## What to work on
Pictures do not belong in the copy; restate the records below word for word.

## Dataset rows
::::::::
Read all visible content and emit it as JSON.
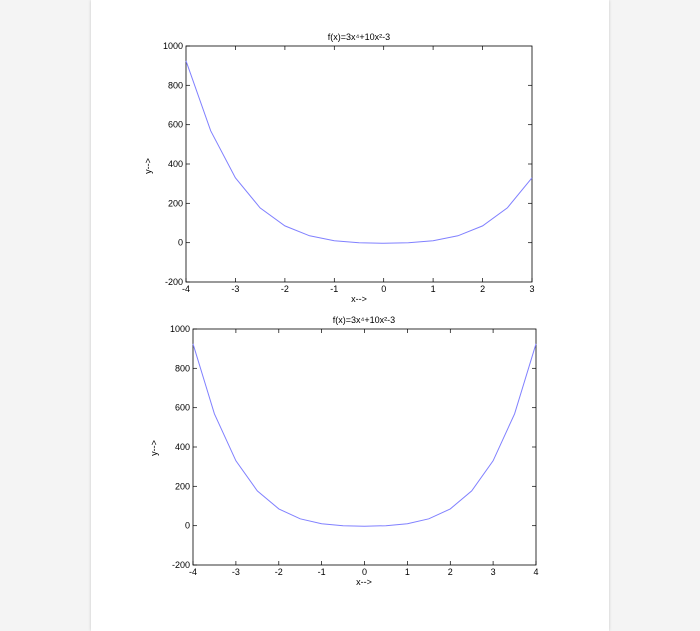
{
  "chart_data": [
    {
      "type": "line",
      "title": "f(x)=3x⁴+10x²-3",
      "xlabel": "x-->",
      "ylabel": "y-->",
      "xlim": [
        -4,
        3
      ],
      "ylim": [
        -200,
        1000
      ],
      "xticks": [
        "-4",
        "-3",
        "-2",
        "-1",
        "0",
        "1",
        "2",
        "3"
      ],
      "yticks": [
        "-200",
        "0",
        "200",
        "400",
        "600",
        "800",
        "1000"
      ],
      "grid": false,
      "series_color": "#8080ff",
      "x": [
        -4,
        -3.5,
        -3,
        -2.5,
        -2,
        -1.5,
        -1,
        -0.5,
        0,
        0.5,
        1,
        1.5,
        2,
        2.5,
        3
      ],
      "y": [
        925,
        569,
        330,
        176.7,
        85,
        34.7,
        10,
        -0.3,
        -3,
        -0.3,
        10,
        34.7,
        85,
        176.7,
        330
      ]
    },
    {
      "type": "line",
      "title": "f(x)=3x⁴+10x²-3",
      "xlabel": "x-->",
      "ylabel": "y-->",
      "xlim": [
        -4,
        4
      ],
      "ylim": [
        -200,
        1000
      ],
      "xticks": [
        "-4",
        "-3",
        "-2",
        "-1",
        "0",
        "1",
        "2",
        "3",
        "4"
      ],
      "yticks": [
        "-200",
        "0",
        "200",
        "400",
        "600",
        "800",
        "1000"
      ],
      "grid": false,
      "series_color": "#8080ff",
      "x": [
        -4,
        -3.5,
        -3,
        -2.5,
        -2,
        -1.5,
        -1,
        -0.5,
        0,
        0.5,
        1,
        1.5,
        2,
        2.5,
        3,
        3.5,
        4
      ],
      "y": [
        925,
        569,
        330,
        176.7,
        85,
        34.7,
        10,
        -0.3,
        -3,
        -0.3,
        10,
        34.7,
        85,
        176.7,
        330,
        569,
        925
      ]
    }
  ]
}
::::::::
## The answer
Read all visible content and emit it as JSON.
{
  "chart_data": [
    {
      "type": "line",
      "title": "f(x)=3x⁴+10x²-3",
      "xlabel": "x-->",
      "ylabel": "y-->",
      "xlim": [
        -4,
        3
      ],
      "ylim": [
        -200,
        1000
      ],
      "xticks": [
        "-4",
        "-3",
        "-2",
        "-1",
        "0",
        "1",
        "2",
        "3"
      ],
      "yticks": [
        "-200",
        "0",
        "200",
        "400",
        "600",
        "800",
        "1000"
      ],
      "grid": false,
      "series_color": "#8080ff",
      "x": [
        -4,
        -3.5,
        -3,
        -2.5,
        -2,
        -1.5,
        -1,
        -0.5,
        0,
        0.5,
        1,
        1.5,
        2,
        2.5,
        3
      ],
      "y": [
        925,
        569,
        330,
        176.7,
        85,
        34.7,
        10,
        -0.3,
        -3,
        -0.3,
        10,
        34.7,
        85,
        176.7,
        330
      ]
    },
    {
      "type": "line",
      "title": "f(x)=3x⁴+10x²-3",
      "xlabel": "x-->",
      "ylabel": "y-->",
      "xlim": [
        -4,
        4
      ],
      "ylim": [
        -200,
        1000
      ],
      "xticks": [
        "-4",
        "-3",
        "-2",
        "-1",
        "0",
        "1",
        "2",
        "3",
        "4"
      ],
      "yticks": [
        "-200",
        "0",
        "200",
        "400",
        "600",
        "800",
        "1000"
      ],
      "grid": false,
      "series_color": "#8080ff",
      "x": [
        -4,
        -3.5,
        -3,
        -2.5,
        -2,
        -1.5,
        -1,
        -0.5,
        0,
        0.5,
        1,
        1.5,
        2,
        2.5,
        3,
        3.5,
        4
      ],
      "y": [
        925,
        569,
        330,
        176.7,
        85,
        34.7,
        10,
        -0.3,
        -3,
        -0.3,
        10,
        34.7,
        85,
        176.7,
        330,
        569,
        925
      ]
    }
  ]
}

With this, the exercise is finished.